OBJECTIVE: Locate each line with the string "Silvia" in the listing below and copy it.

LISTED ENTRIES:
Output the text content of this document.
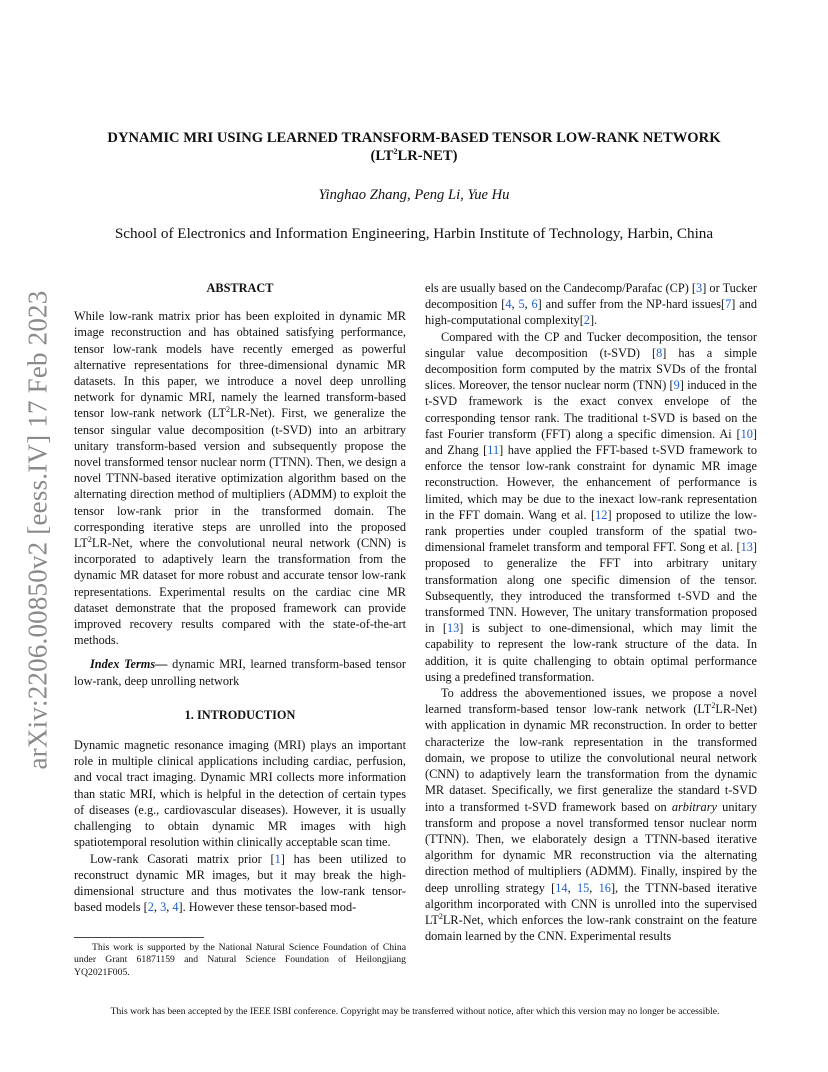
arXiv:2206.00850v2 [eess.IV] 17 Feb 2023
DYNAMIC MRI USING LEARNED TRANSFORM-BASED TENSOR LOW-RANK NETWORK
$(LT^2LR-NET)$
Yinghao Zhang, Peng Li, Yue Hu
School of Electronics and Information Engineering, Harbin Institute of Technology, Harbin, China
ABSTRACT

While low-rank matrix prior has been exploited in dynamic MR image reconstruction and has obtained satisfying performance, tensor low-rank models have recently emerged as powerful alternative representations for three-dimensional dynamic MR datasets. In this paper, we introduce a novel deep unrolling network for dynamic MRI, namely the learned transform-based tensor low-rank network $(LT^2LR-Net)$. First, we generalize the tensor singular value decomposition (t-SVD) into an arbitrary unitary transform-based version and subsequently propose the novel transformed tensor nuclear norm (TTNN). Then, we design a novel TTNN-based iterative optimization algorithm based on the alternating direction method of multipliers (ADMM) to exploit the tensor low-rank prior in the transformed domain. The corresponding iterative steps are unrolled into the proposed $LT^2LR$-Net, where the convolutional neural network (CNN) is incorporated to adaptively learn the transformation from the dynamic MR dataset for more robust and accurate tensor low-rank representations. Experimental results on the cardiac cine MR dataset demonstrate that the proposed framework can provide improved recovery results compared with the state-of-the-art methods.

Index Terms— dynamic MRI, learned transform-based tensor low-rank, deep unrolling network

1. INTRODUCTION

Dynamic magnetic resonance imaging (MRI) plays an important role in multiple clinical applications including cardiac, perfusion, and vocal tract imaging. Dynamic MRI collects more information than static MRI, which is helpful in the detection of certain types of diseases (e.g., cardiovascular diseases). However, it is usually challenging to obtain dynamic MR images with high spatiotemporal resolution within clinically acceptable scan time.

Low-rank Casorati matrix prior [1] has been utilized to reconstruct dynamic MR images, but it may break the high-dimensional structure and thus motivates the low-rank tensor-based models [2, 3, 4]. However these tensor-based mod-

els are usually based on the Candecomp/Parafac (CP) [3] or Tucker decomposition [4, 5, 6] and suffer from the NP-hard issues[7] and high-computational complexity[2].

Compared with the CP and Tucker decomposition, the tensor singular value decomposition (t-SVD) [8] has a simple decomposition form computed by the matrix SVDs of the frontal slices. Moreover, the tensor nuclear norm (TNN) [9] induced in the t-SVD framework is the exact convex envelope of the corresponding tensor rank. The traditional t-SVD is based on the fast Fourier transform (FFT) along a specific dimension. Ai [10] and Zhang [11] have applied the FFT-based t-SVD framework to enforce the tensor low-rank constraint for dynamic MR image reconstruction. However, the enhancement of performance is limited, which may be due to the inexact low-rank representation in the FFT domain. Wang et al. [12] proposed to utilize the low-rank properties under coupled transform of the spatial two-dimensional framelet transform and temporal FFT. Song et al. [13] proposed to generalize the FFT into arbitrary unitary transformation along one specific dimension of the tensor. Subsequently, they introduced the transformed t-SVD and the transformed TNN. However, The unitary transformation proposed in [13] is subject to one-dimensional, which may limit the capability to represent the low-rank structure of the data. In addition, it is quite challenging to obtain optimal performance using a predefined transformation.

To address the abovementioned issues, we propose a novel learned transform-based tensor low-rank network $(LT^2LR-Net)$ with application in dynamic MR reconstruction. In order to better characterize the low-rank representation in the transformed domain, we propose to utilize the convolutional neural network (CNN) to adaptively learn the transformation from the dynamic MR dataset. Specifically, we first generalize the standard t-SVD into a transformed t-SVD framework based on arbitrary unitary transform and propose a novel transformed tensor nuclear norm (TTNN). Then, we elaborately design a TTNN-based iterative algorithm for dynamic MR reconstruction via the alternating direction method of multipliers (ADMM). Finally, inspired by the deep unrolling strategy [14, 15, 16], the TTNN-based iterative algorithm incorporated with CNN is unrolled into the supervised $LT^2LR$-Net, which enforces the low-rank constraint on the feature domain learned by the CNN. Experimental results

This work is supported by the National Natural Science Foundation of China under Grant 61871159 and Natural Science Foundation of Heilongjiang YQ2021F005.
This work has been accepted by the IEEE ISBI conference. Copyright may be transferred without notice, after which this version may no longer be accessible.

--

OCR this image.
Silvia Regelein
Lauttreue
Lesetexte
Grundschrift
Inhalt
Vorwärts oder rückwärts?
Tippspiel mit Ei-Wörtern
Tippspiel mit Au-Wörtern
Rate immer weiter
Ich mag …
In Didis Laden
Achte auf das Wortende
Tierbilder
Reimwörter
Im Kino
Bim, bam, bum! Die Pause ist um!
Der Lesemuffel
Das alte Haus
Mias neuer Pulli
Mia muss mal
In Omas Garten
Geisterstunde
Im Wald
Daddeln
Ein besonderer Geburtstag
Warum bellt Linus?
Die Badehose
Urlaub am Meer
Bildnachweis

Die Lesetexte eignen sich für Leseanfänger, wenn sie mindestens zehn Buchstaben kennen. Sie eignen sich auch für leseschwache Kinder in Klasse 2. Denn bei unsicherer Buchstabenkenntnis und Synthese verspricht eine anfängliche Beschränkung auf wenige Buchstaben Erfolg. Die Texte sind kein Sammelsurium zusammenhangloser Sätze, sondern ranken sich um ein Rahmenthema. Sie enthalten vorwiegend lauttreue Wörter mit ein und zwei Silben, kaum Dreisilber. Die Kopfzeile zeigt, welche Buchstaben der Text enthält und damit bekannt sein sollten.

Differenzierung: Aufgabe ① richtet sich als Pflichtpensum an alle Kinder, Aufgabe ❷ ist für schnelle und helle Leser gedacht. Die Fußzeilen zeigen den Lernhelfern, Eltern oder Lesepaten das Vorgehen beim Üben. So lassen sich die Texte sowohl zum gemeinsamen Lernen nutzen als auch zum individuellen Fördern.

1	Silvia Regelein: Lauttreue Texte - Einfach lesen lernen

---

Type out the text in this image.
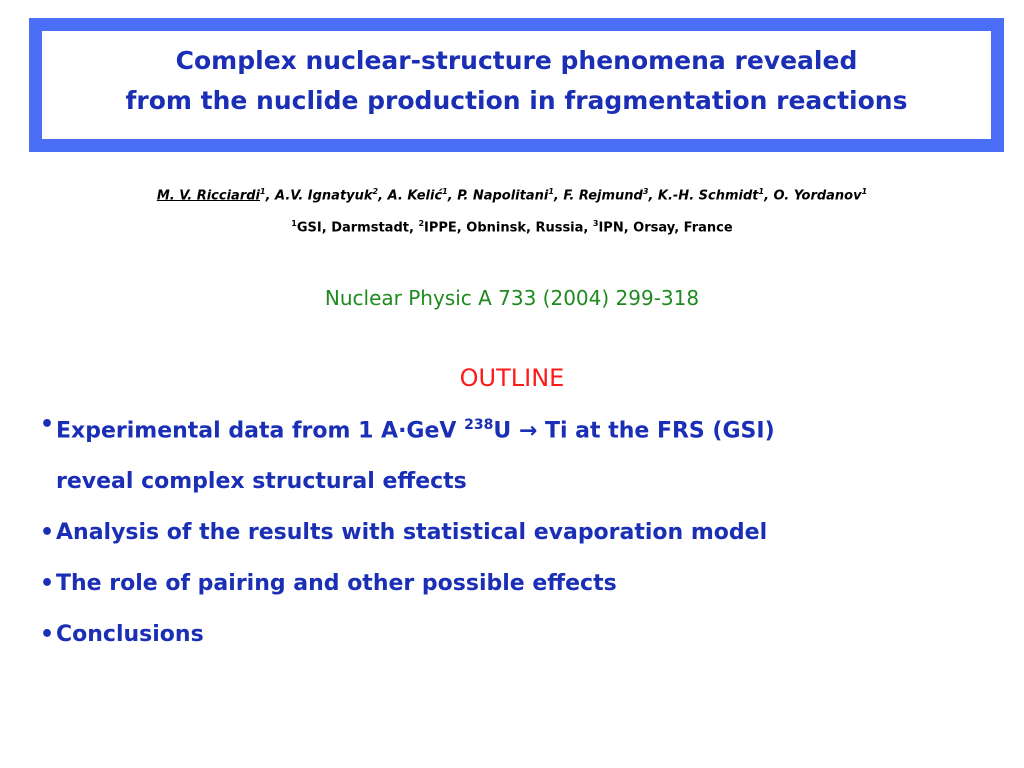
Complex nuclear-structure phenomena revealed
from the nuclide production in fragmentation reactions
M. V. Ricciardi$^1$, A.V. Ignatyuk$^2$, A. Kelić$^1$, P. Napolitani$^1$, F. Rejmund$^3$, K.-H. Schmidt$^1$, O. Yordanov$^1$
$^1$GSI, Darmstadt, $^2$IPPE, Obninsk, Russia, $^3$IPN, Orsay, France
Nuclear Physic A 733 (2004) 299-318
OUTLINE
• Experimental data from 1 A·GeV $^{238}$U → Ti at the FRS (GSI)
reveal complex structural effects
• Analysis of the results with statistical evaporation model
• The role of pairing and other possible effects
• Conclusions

FULL SOLUTION:
Silvia Regelein
1	Silvia Regelein: Lauttreue Texte - Einfach lesen lernen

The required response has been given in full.